▶ **DIRECTIVE**
Your task is to repeat all of the data exactly while excluding the pictures.

Records that describe figures
━━━━━━━━━━━━━━━━━━━━

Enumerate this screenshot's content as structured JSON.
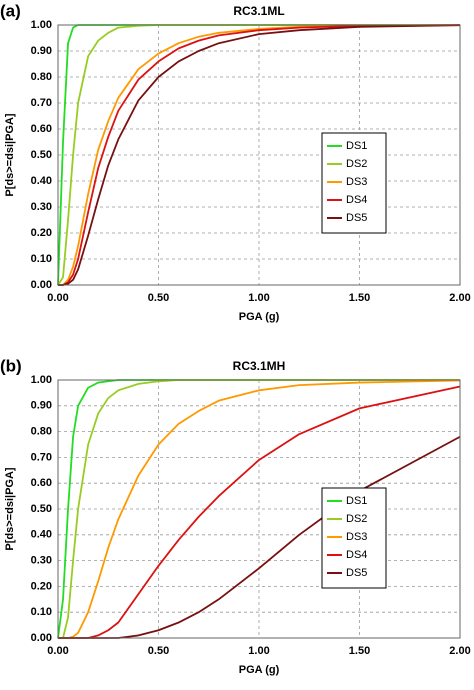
{
  "chart_data": [
    {
      "type": "line",
      "panel": "(a)",
      "title": "RC3.1ML",
      "xlabel": "PGA (g)",
      "ylabel": "P[ds>=dsi|PGA]",
      "x": [
        0,
        0.025,
        0.05,
        0.075,
        0.1,
        0.15,
        0.2,
        0.25,
        0.3,
        0.4,
        0.5,
        0.6,
        0.7,
        0.8,
        1.0,
        1.2,
        1.5,
        2.0
      ],
      "series": [
        {
          "name": "DS1",
          "color": "#22dd22",
          "values": [
            0,
            0.55,
            0.93,
            0.99,
            1,
            1,
            1,
            1,
            1,
            1,
            1,
            1,
            1,
            1,
            1,
            1,
            1,
            1
          ]
        },
        {
          "name": "DS2",
          "color": "#99cc22",
          "values": [
            0,
            0.03,
            0.25,
            0.5,
            0.7,
            0.88,
            0.94,
            0.97,
            0.99,
            0.997,
            1,
            1,
            1,
            1,
            1,
            1,
            1,
            1
          ]
        },
        {
          "name": "DS3",
          "color": "#ff9900",
          "values": [
            0,
            0,
            0.02,
            0.07,
            0.15,
            0.35,
            0.52,
            0.63,
            0.72,
            0.83,
            0.89,
            0.93,
            0.955,
            0.97,
            0.985,
            0.993,
            0.998,
            1
          ]
        },
        {
          "name": "DS4",
          "color": "#dd1111",
          "values": [
            0,
            0,
            0.01,
            0.04,
            0.1,
            0.28,
            0.45,
            0.57,
            0.67,
            0.79,
            0.86,
            0.91,
            0.94,
            0.96,
            0.98,
            0.99,
            0.997,
            1
          ]
        },
        {
          "name": "DS5",
          "color": "#771111",
          "values": [
            0,
            0,
            0.005,
            0.02,
            0.06,
            0.19,
            0.33,
            0.46,
            0.56,
            0.71,
            0.8,
            0.86,
            0.9,
            0.93,
            0.965,
            0.98,
            0.993,
            0.999
          ]
        }
      ],
      "xlim": [
        0,
        2
      ],
      "ylim": [
        0,
        1
      ],
      "xticks": [
        {
          "value": 0,
          "label": "0.00"
        },
        {
          "value": 0.5,
          "label": "0.50"
        },
        {
          "value": 1,
          "label": "1.00"
        },
        {
          "value": 1.5,
          "label": "1.50"
        },
        {
          "value": 2,
          "label": "2.00"
        }
      ],
      "yticks": [
        {
          "value": 0,
          "label": "0.00"
        },
        {
          "value": 0.1,
          "label": "0.10"
        },
        {
          "value": 0.2,
          "label": "0.20"
        },
        {
          "value": 0.3,
          "label": "0.30"
        },
        {
          "value": 0.4,
          "label": "0.40"
        },
        {
          "value": 0.5,
          "label": "0.50"
        },
        {
          "value": 0.6,
          "label": "0.60"
        },
        {
          "value": 0.7,
          "label": "0.70"
        },
        {
          "value": 0.8,
          "label": "0.80"
        },
        {
          "value": 0.9,
          "label": "0.90"
        },
        {
          "value": 1,
          "label": "1.00"
        }
      ],
      "grid": true,
      "legend": "right"
    },
    {
      "type": "line",
      "panel": "(b)",
      "title": "RC3.1MH",
      "xlabel": "PGA (g)",
      "ylabel": "P[ds>=dsi|PGA]",
      "x": [
        0,
        0.025,
        0.05,
        0.075,
        0.1,
        0.15,
        0.2,
        0.25,
        0.3,
        0.4,
        0.5,
        0.6,
        0.7,
        0.8,
        1.0,
        1.2,
        1.5,
        2.0
      ],
      "series": [
        {
          "name": "DS1",
          "color": "#22dd22",
          "values": [
            0,
            0.15,
            0.5,
            0.78,
            0.9,
            0.97,
            0.99,
            0.995,
            1,
            1,
            1,
            1,
            1,
            1,
            1,
            1,
            1,
            1
          ]
        },
        {
          "name": "DS2",
          "color": "#99cc22",
          "values": [
            0,
            0,
            0.08,
            0.3,
            0.5,
            0.75,
            0.87,
            0.93,
            0.96,
            0.985,
            0.995,
            1,
            1,
            1,
            1,
            1,
            1,
            1
          ]
        },
        {
          "name": "DS3",
          "color": "#ff9900",
          "values": [
            0,
            0,
            0,
            0.005,
            0.02,
            0.1,
            0.22,
            0.35,
            0.46,
            0.63,
            0.75,
            0.83,
            0.88,
            0.92,
            0.96,
            0.98,
            0.99,
            0.998
          ]
        },
        {
          "name": "DS4",
          "color": "#dd1111",
          "values": [
            0,
            0,
            0,
            0,
            0,
            0,
            0.01,
            0.03,
            0.06,
            0.17,
            0.28,
            0.38,
            0.47,
            0.55,
            0.69,
            0.79,
            0.89,
            0.975
          ]
        },
        {
          "name": "DS5",
          "color": "#771111",
          "values": [
            0,
            0,
            0,
            0,
            0,
            0,
            0,
            0,
            0,
            0.01,
            0.03,
            0.06,
            0.1,
            0.15,
            0.27,
            0.4,
            0.57,
            0.78
          ]
        }
      ],
      "xlim": [
        0,
        2
      ],
      "ylim": [
        0,
        1
      ],
      "xticks": [
        {
          "value": 0,
          "label": "0.00"
        },
        {
          "value": 0.5,
          "label": "0.50"
        },
        {
          "value": 1,
          "label": "1.00"
        },
        {
          "value": 1.5,
          "label": "1.50"
        },
        {
          "value": 2,
          "label": "2.00"
        }
      ],
      "yticks": [
        {
          "value": 0,
          "label": "0.00"
        },
        {
          "value": 0.1,
          "label": "0.10"
        },
        {
          "value": 0.2,
          "label": "0.20"
        },
        {
          "value": 0.3,
          "label": "0.30"
        },
        {
          "value": 0.4,
          "label": "0.40"
        },
        {
          "value": 0.5,
          "label": "0.50"
        },
        {
          "value": 0.6,
          "label": "0.60"
        },
        {
          "value": 0.7,
          "label": "0.70"
        },
        {
          "value": 0.8,
          "label": "0.80"
        },
        {
          "value": 0.9,
          "label": "0.90"
        },
        {
          "value": 1,
          "label": "1.00"
        }
      ],
      "grid": true,
      "legend": "right"
    }
  ]
}
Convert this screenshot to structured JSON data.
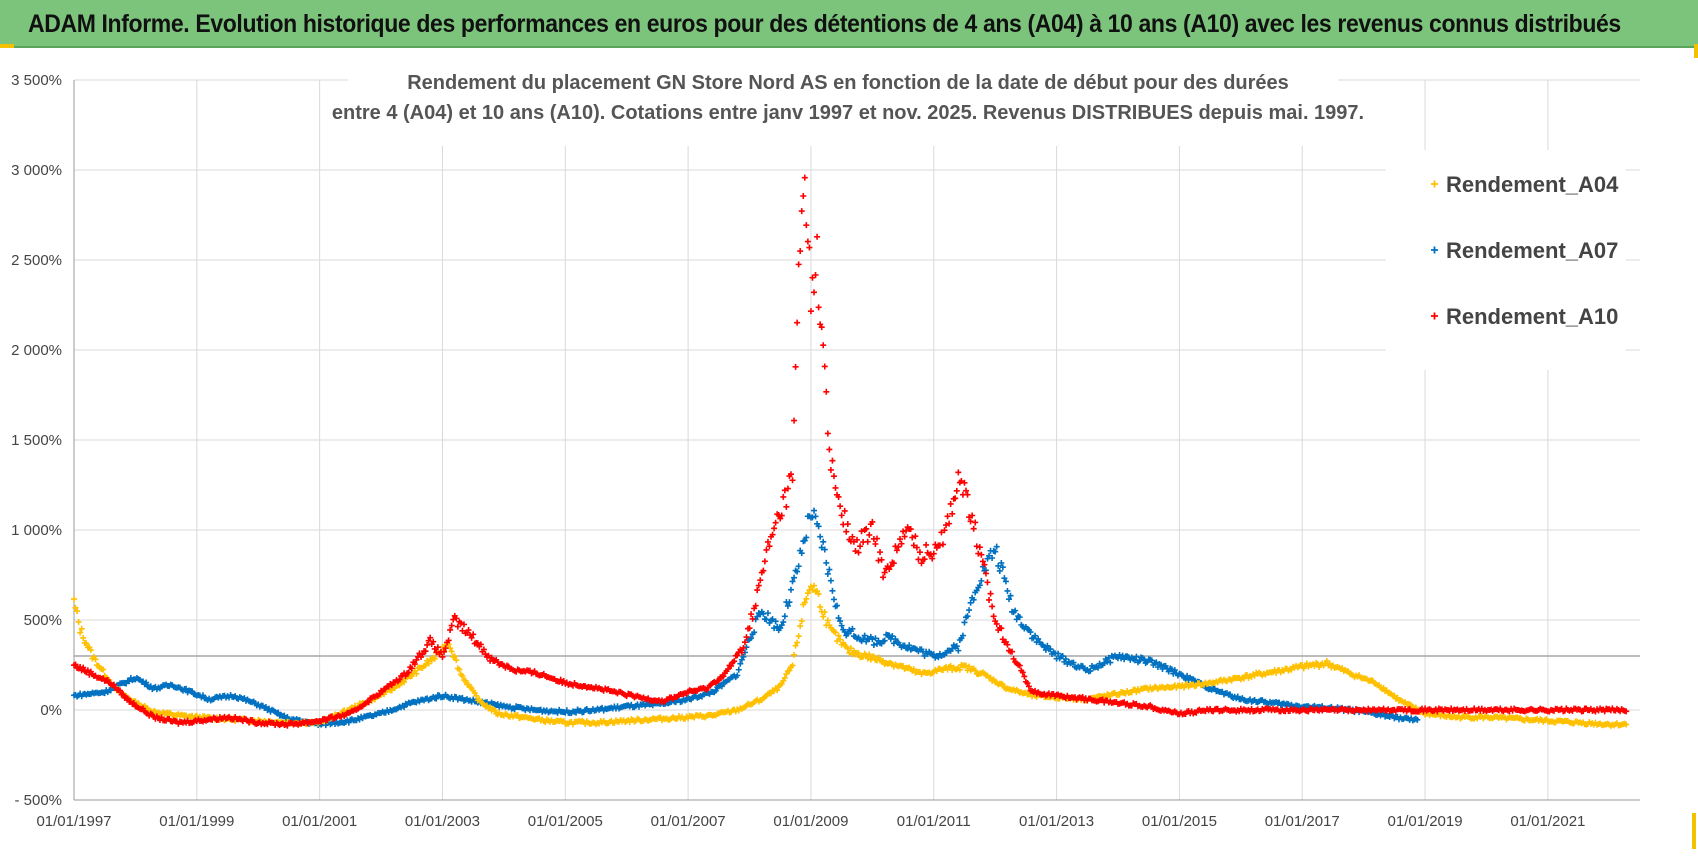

━━━━━━━━━━━━━━━━━━━━

▶ **OUTPUT OF THE TASK**
Enumerate this screenshot's content as structured JSON.
{
  "chart_data": [
    {
      "type": "line",
      "panel": "(a)",
      "title": "RC3.1ML",
      "xlabel": "PGA (g)",
      "ylabel": "P[ds>=dsi|PGA]",
      "x": [
        0,
        0.025,
        0.05,
        0.075,
        0.1,
        0.15,
        0.2,
        0.25,
        0.3,
        0.4,
        0.5,
        0.6,
        0.7,
        0.8,
        1.0,
        1.2,
        1.5,
        2.0
      ],
      "series": [
        {
          "name": "DS1",
          "color": "#22dd22",
          "values": [
            0,
            0.55,
            0.93,
            0.99,
            1,
            1,
            1,
            1,
            1,
            1,
            1,
            1,
            1,
            1,
            1,
            1,
            1,
            1
          ]
        },
        {
          "name": "DS2",
          "color": "#99cc22",
          "values": [
            0,
            0.03,
            0.25,
            0.5,
            0.7,
            0.88,
            0.94,
            0.97,
            0.99,
            0.997,
            1,
            1,
            1,
            1,
            1,
            1,
            1,
            1
          ]
        },
        {
          "name": "DS3",
          "color": "#ff9900",
          "values": [
            0,
            0,
            0.02,
            0.07,
            0.15,
            0.35,
            0.52,
            0.63,
            0.72,
            0.83,
            0.89,
            0.93,
            0.955,
            0.97,
            0.985,
            0.993,
            0.998,
            1
          ]
        },
        {
          "name": "DS4",
          "color": "#dd1111",
          "values": [
            0,
            0,
            0.01,
            0.04,
            0.1,
            0.28,
            0.45,
            0.57,
            0.67,
            0.79,
            0.86,
            0.91,
            0.94,
            0.96,
            0.98,
            0.99,
            0.997,
            1
          ]
        },
        {
          "name": "DS5",
          "color": "#771111",
          "values": [
            0,
            0,
            0.005,
            0.02,
            0.06,
            0.19,
            0.33,
            0.46,
            0.56,
            0.71,
            0.8,
            0.86,
            0.9,
            0.93,
            0.965,
            0.98,
            0.993,
            0.999
          ]
        }
      ],
      "xlim": [
        0,
        2
      ],
      "ylim": [
        0,
        1
      ],
      "xticks": [
        {
          "value": 0,
          "label": "0.00"
        },
        {
          "value": 0.5,
          "label": "0.50"
        },
        {
          "value": 1,
          "label": "1.00"
        },
        {
          "value": 1.5,
          "label": "1.50"
        },
        {
          "value": 2,
          "label": "2.00"
        }
      ],
      "yticks": [
        {
          "value": 0,
          "label": "0.00"
        },
        {
          "value": 0.1,
          "label": "0.10"
        },
        {
          "value": 0.2,
          "label": "0.20"
        },
        {
          "value": 0.3,
          "label": "0.30"
        },
        {
          "value": 0.4,
          "label": "0.40"
        },
        {
          "value": 0.5,
          "label": "0.50"
        },
        {
          "value": 0.6,
          "label": "0.60"
        },
        {
          "value": 0.7,
          "label": "0.70"
        },
        {
          "value": 0.8,
          "label": "0.80"
        },
        {
          "value": 0.9,
          "label": "0.90"
        },
        {
          "value": 1,
          "label": "1.00"
        }
      ],
      "grid": true,
      "legend": "right"
    },
    {
      "type": "line",
      "panel": "(b)",
      "title": "RC3.1MH",
      "xlabel": "PGA (g)",
      "ylabel": "P[ds>=dsi|PGA]",
      "x": [
        0,
        0.025,
        0.05,
        0.075,
        0.1,
        0.15,
        0.2,
        0.25,
        0.3,
        0.4,
        0.5,
        0.6,
        0.7,
        0.8,
        1.0,
        1.2,
        1.5,
        2.0
      ],
      "series": [
        {
          "name": "DS1",
          "color": "#22dd22",
          "values": [
            0,
            0.15,
            0.5,
            0.78,
            0.9,
            0.97,
            0.99,
            0.995,
            1,
            1,
            1,
            1,
            1,
            1,
            1,
            1,
            1,
            1
          ]
        },
        {
          "name": "DS2",
          "color": "#99cc22",
          "values": [
            0,
            0,
            0.08,
            0.3,
            0.5,
            0.75,
            0.87,
            0.93,
            0.96,
            0.985,
            0.995,
            1,
            1,
            1,
            1,
            1,
            1,
            1
          ]
        },
        {
          "name": "DS3",
          "color": "#ff9900",
          "values": [
            0,
            0,
            0,
            0.005,
            0.02,
            0.1,
            0.22,
            0.35,
            0.46,
            0.63,
            0.75,
            0.83,
            0.88,
            0.92,
            0.96,
            0.98,
            0.99,
            0.998
          ]
        },
        {
          "name": "DS4",
          "color": "#dd1111",
          "values": [
            0,
            0,
            0,
            0,
            0,
            0,
            0.01,
            0.03,
            0.06,
            0.17,
            0.28,
            0.38,
            0.47,
            0.55,
            0.69,
            0.79,
            0.89,
            0.975
          ]
        },
        {
          "name": "DS5",
          "color": "#771111",
          "values": [
            0,
            0,
            0,
            0,
            0,
            0,
            0,
            0,
            0,
            0.01,
            0.03,
            0.06,
            0.1,
            0.15,
            0.27,
            0.4,
            0.57,
            0.78
          ]
        }
      ],
      "xlim": [
        0,
        2
      ],
      "ylim": [
        0,
        1
      ],
      "xticks": [
        {
          "value": 0,
          "label": "0.00"
        },
        {
          "value": 0.5,
          "label": "0.50"
        },
        {
          "value": 1,
          "label": "1.00"
        },
        {
          "value": 1.5,
          "label": "1.50"
        },
        {
          "value": 2,
          "label": "2.00"
        }
      ],
      "yticks": [
        {
          "value": 0,
          "label": "0.00"
        },
        {
          "value": 0.1,
          "label": "0.10"
        },
        {
          "value": 0.2,
          "label": "0.20"
        },
        {
          "value": 0.3,
          "label": "0.30"
        },
        {
          "value": 0.4,
          "label": "0.40"
        },
        {
          "value": 0.5,
          "label": "0.50"
        },
        {
          "value": 0.6,
          "label": "0.60"
        },
        {
          "value": 0.7,
          "label": "0.70"
        },
        {
          "value": 0.8,
          "label": "0.80"
        },
        {
          "value": 0.9,
          "label": "0.90"
        },
        {
          "value": 1,
          "label": "1.00"
        }
      ],
      "grid": true,
      "legend": "right"
    }
  ]
}
Convert this screenshot to structured JSON data.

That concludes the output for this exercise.